# Document segment
BEGIN

By Jennifer Griffin and Lucas Tomlinson
Russian warplanes began bombarding Syrian opposition targets in the war-torn nation's north Wednesday, following a terse meeting at which a Russian general asked Pentagon officials to clear out of Syrian air space and was rebuffed, Fox News has learned.
A U.S. official said Russian airstrikes targeted fighters in the vicinity of Homs, located roughly 60 miles east of a Russian naval facility in Tartus, and were carried out by a "couple" of Russian bombers. The strikes hit targets in Homs and Hama, but there is no presence of ISIS in those areas, a senior U.S. defense official said. These planes are hitting areas where Free Syrian Army and other anti-Assad groups are located, the official said.
Activists and a rebel commander on the ground said the Russian airstrikes have mostly hit moderate rebel positions and civilians. In a video released by the U.S.-backed rebel group Tajamu Alezzah, jets are seen hitting a building claimed to be a location of the group in the town of Latamna in the central Hama province.

END

# Problem
Render this sentence from the news report on Russian airstrikes in Syria in Spanish: "These planes are hitting areas where Free Syrian Army and other anti-Assad groups are located, the official said."

# Information supplied
BEGIN

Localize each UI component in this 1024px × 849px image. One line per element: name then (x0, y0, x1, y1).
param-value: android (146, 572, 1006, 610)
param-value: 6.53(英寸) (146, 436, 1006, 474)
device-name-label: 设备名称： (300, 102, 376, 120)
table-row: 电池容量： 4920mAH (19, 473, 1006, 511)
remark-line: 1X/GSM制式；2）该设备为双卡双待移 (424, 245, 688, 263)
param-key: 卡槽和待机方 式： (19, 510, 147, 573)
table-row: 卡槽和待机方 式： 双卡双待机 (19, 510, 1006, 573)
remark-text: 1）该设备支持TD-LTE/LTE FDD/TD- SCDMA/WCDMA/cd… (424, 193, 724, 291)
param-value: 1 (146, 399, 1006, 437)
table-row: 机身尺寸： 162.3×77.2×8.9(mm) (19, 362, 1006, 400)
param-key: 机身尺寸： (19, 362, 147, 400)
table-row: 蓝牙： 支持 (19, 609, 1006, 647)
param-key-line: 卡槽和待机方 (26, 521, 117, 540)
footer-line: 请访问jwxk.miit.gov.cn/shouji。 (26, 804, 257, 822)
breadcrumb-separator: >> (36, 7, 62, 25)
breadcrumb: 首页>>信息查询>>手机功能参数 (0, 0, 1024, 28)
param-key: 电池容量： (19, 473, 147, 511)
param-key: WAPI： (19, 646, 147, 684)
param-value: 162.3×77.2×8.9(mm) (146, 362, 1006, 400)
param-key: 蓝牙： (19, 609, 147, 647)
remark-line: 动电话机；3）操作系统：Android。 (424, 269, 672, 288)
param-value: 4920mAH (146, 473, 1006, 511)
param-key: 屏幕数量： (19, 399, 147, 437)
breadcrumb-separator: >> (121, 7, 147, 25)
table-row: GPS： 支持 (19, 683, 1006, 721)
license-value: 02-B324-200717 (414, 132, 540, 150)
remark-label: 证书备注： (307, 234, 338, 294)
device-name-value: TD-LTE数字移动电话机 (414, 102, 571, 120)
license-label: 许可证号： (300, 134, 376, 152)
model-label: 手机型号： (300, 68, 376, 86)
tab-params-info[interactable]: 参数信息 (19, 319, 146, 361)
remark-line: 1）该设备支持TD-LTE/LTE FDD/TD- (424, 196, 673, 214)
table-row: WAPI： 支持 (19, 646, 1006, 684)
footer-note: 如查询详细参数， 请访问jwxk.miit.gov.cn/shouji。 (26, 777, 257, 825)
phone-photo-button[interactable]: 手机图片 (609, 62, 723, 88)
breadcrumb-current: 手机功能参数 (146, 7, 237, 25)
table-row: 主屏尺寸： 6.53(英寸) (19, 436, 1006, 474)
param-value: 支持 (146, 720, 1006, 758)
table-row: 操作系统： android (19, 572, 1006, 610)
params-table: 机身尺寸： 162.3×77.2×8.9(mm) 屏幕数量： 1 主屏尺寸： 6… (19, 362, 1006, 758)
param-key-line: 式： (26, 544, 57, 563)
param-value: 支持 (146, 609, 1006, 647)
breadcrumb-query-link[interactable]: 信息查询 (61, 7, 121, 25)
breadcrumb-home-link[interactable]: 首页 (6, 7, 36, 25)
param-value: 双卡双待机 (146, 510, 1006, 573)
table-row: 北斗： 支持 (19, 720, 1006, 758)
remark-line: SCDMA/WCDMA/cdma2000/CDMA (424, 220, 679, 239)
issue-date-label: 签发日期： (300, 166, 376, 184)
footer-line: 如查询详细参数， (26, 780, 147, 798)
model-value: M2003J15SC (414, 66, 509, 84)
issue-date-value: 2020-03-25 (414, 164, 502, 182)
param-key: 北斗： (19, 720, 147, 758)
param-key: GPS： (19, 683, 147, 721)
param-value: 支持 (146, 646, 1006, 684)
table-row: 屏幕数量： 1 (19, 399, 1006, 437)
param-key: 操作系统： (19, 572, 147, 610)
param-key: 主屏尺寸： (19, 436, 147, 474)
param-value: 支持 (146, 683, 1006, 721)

END

# Output below
Estos aviones están atacando zonas donde se encuentran el Ejército Libre Sirio y otros grupos contrarios a Assad, dijo el funcionario.